Requirements:
Return the full listing exactly as it is written.
>>>>
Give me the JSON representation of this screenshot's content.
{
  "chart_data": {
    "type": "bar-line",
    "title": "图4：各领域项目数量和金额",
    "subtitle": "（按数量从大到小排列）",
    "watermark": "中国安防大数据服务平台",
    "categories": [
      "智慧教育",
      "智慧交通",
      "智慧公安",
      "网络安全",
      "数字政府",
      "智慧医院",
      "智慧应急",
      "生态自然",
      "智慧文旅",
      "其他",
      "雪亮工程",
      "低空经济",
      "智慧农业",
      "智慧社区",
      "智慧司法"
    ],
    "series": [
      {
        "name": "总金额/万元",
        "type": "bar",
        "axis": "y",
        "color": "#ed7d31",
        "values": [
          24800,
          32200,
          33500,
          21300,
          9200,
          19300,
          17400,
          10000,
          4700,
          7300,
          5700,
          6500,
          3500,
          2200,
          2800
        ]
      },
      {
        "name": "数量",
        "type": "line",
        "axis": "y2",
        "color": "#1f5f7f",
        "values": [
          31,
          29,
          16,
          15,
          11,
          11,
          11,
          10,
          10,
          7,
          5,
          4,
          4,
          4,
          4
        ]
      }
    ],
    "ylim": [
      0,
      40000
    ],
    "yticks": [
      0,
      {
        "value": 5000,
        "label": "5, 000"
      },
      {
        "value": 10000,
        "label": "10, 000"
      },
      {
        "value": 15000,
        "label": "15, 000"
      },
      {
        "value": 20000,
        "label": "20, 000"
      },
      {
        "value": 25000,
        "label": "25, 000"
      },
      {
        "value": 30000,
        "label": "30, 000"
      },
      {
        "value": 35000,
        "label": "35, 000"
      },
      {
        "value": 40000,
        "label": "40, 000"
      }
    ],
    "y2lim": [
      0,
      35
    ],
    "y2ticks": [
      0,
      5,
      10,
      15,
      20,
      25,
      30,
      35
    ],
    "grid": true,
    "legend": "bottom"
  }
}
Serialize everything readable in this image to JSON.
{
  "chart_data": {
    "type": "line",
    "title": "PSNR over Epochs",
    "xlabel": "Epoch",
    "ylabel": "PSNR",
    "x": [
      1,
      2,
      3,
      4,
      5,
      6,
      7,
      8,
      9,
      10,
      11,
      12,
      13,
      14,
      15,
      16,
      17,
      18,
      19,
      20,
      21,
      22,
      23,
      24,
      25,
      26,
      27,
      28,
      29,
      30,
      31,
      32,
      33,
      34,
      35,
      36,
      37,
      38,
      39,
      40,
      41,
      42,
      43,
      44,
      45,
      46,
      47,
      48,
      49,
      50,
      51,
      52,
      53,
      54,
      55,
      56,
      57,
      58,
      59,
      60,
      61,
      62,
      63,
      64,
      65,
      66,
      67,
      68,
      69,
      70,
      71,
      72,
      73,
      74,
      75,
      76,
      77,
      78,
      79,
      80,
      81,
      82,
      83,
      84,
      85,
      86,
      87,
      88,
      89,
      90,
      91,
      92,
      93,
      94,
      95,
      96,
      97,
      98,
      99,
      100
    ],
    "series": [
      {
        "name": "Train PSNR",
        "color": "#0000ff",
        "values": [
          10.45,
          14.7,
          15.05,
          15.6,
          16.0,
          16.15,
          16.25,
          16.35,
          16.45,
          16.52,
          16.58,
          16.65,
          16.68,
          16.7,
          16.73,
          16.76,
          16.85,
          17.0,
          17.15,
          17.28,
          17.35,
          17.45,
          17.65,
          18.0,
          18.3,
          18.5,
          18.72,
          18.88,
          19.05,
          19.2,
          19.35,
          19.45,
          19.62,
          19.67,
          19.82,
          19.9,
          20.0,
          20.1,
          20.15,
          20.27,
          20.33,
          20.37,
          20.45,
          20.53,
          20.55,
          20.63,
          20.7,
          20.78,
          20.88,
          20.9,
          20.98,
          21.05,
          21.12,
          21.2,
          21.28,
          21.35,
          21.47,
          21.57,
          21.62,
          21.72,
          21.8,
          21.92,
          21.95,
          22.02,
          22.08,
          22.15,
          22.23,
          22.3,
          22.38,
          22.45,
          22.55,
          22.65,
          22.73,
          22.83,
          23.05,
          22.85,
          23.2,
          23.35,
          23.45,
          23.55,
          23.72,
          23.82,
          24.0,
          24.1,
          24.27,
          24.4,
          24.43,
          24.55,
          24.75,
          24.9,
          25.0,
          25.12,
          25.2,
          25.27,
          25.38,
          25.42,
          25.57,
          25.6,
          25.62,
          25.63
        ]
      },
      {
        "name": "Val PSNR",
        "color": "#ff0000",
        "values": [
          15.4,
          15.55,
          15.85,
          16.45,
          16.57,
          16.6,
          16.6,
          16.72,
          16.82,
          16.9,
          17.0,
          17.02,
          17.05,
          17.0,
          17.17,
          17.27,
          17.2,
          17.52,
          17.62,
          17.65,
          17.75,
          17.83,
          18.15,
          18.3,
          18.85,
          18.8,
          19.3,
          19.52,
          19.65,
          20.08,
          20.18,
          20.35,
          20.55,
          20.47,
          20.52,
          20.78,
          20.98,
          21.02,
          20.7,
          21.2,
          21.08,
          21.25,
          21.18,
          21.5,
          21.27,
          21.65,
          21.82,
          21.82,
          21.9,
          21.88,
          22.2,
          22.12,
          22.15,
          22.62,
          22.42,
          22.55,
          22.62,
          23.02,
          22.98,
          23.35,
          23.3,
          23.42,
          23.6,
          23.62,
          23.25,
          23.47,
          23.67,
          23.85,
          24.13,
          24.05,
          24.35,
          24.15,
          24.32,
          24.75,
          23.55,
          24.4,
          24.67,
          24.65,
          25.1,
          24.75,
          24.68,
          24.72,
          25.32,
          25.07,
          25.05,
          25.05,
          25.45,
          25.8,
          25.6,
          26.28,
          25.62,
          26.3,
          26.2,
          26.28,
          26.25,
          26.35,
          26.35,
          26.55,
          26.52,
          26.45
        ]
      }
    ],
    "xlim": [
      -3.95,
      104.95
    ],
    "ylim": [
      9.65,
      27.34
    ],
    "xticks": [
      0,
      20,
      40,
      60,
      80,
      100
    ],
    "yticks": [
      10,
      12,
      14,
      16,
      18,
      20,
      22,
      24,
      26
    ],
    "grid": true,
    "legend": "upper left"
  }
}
<<<<
Exercise response:
Give me the JSON representation of this screenshot's content.
{
  "chart_data": {
    "type": "bar-line",
    "title": "图4：各领域项目数量和金额",
    "subtitle": "（按数量从大到小排列）",
    "watermark": "中国安防大数据服务平台",
    "categories": [
      "智慧教育",
      "智慧交通",
      "智慧公安",
      "网络安全",
      "数字政府",
      "智慧医院",
      "智慧应急",
      "生态自然",
      "智慧文旅",
      "其他",
      "雪亮工程",
      "低空经济",
      "智慧农业",
      "智慧社区",
      "智慧司法"
    ],
    "series": [
      {
        "name": "总金额/万元",
        "type": "bar",
        "axis": "y",
        "color": "#ed7d31",
        "values": [
          24800,
          32200,
          33500,
          21300,
          9200,
          19300,
          17400,
          10000,
          4700,
          7300,
          5700,
          6500,
          3500,
          2200,
          2800
        ]
      },
      {
        "name": "数量",
        "type": "line",
        "axis": "y2",
        "color": "#1f5f7f",
        "values": [
          31,
          29,
          16,
          15,
          11,
          11,
          11,
          10,
          10,
          7,
          5,
          4,
          4,
          4,
          4
        ]
      }
    ],
    "ylim": [
      0,
      40000
    ],
    "yticks": [
      0,
      {
        "value": 5000,
        "label": "5, 000"
      },
      {
        "value": 10000,
        "label": "10, 000"
      },
      {
        "value": 15000,
        "label": "15, 000"
      },
      {
        "value": 20000,
        "label": "20, 000"
      },
      {
        "value": 25000,
        "label": "25, 000"
      },
      {
        "value": 30000,
        "label": "30, 000"
      },
      {
        "value": 35000,
        "label": "35, 000"
      },
      {
        "value": 40000,
        "label": "40, 000"
      }
    ],
    "y2lim": [
      0,
      35
    ],
    "y2ticks": [
      0,
      5,
      10,
      15,
      20,
      25,
      30,
      35
    ],
    "grid": true,
    "legend": "bottom"
  }
}
Serialize everything readable in this image to JSON.
{
  "chart_data": {
    "type": "line",
    "title": "PSNR over Epochs",
    "xlabel": "Epoch",
    "ylabel": "PSNR",
    "x": [
      1,
      2,
      3,
      4,
      5,
      6,
      7,
      8,
      9,
      10,
      11,
      12,
      13,
      14,
      15,
      16,
      17,
      18,
      19,
      20,
      21,
      22,
      23,
      24,
      25,
      26,
      27,
      28,
      29,
      30,
      31,
      32,
      33,
      34,
      35,
      36,
      37,
      38,
      39,
      40,
      41,
      42,
      43,
      44,
      45,
      46,
      47,
      48,
      49,
      50,
      51,
      52,
      53,
      54,
      55,
      56,
      57,
      58,
      59,
      60,
      61,
      62,
      63,
      64,
      65,
      66,
      67,
      68,
      69,
      70,
      71,
      72,
      73,
      74,
      75,
      76,
      77,
      78,
      79,
      80,
      81,
      82,
      83,
      84,
      85,
      86,
      87,
      88,
      89,
      90,
      91,
      92,
      93,
      94,
      95,
      96,
      97,
      98,
      99,
      100
    ],
    "series": [
      {
        "name": "Train PSNR",
        "color": "#0000ff",
        "values": [
          10.45,
          14.7,
          15.05,
          15.6,
          16.0,
          16.15,
          16.25,
          16.35,
          16.45,
          16.52,
          16.58,
          16.65,
          16.68,
          16.7,
          16.73,
          16.76,
          16.85,
          17.0,
          17.15,
          17.28,
          17.35,
          17.45,
          17.65,
          18.0,
          18.3,
          18.5,
          18.72,
          18.88,
          19.05,
          19.2,
          19.35,
          19.45,
          19.62,
          19.67,
          19.82,
          19.9,
          20.0,
          20.1,
          20.15,
          20.27,
          20.33,
          20.37,
          20.45,
          20.53,
          20.55,
          20.63,
          20.7,
          20.78,
          20.88,
          20.9,
          20.98,
          21.05,
          21.12,
          21.2,
          21.28,
          21.35,
          21.47,
          21.57,
          21.62,
          21.72,
          21.8,
          21.92,
          21.95,
          22.02,
          22.08,
          22.15,
          22.23,
          22.3,
          22.38,
          22.45,
          22.55,
          22.65,
          22.73,
          22.83,
          23.05,
          22.85,
          23.2,
          23.35,
          23.45,
          23.55,
          23.72,
          23.82,
          24.0,
          24.1,
          24.27,
          24.4,
          24.43,
          24.55,
          24.75,
          24.9,
          25.0,
          25.12,
          25.2,
          25.27,
          25.38,
          25.42,
          25.57,
          25.6,
          25.62,
          25.63
        ]
      },
      {
        "name": "Val PSNR",
        "color": "#ff0000",
        "values": [
          15.4,
          15.55,
          15.85,
          16.45,
          16.57,
          16.6,
          16.6,
          16.72,
          16.82,
          16.9,
          17.0,
          17.02,
          17.05,
          17.0,
          17.17,
          17.27,
          17.2,
          17.52,
          17.62,
          17.65,
          17.75,
          17.83,
          18.15,
          18.3,
          18.85,
          18.8,
          19.3,
          19.52,
          19.65,
          20.08,
          20.18,
          20.35,
          20.55,
          20.47,
          20.52,
          20.78,
          20.98,
          21.02,
          20.7,
          21.2,
          21.08,
          21.25,
          21.18,
          21.5,
          21.27,
          21.65,
          21.82,
          21.82,
          21.9,
          21.88,
          22.2,
          22.12,
          22.15,
          22.62,
          22.42,
          22.55,
          22.62,
          23.02,
          22.98,
          23.35,
          23.3,
          23.42,
          23.6,
          23.62,
          23.25,
          23.47,
          23.67,
          23.85,
          24.13,
          24.05,
          24.35,
          24.15,
          24.32,
          24.75,
          23.55,
          24.4,
          24.67,
          24.65,
          25.1,
          24.75,
          24.68,
          24.72,
          25.32,
          25.07,
          25.05,
          25.05,
          25.45,
          25.8,
          25.6,
          26.28,
          25.62,
          26.3,
          26.2,
          26.28,
          26.25,
          26.35,
          26.35,
          26.55,
          26.52,
          26.45
        ]
      }
    ],
    "xlim": [
      -3.95,
      104.95
    ],
    "ylim": [
      9.65,
      27.34
    ],
    "xticks": [
      0,
      20,
      40,
      60,
      80,
      100
    ],
    "yticks": [
      10,
      12,
      14,
      16,
      18,
      20,
      22,
      24,
      26
    ],
    "grid": true,
    "legend": "upper left"
  }
}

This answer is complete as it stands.